## [Given task]
Search the material for the word "work" and report each line where it turns up.

## [Record list]

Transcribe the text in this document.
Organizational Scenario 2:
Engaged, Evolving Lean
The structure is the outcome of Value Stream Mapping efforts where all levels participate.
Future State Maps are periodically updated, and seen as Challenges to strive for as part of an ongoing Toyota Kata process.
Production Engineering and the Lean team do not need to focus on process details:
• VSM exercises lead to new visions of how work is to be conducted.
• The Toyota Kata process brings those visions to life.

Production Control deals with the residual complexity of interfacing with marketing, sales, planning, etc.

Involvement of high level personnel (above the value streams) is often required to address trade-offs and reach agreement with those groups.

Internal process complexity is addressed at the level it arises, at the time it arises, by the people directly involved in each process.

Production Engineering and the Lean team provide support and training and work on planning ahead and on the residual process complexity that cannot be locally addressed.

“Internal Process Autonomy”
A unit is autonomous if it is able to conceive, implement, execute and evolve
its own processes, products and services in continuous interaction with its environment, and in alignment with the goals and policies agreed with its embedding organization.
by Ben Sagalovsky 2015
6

## [Answer to this exercise]
• VSM exercises lead to new visions of how work is to be conducted.
Production Engineering and the Lean team provide support and training and work on planning ahead and on the residual process complexity that cannot be locally addressed.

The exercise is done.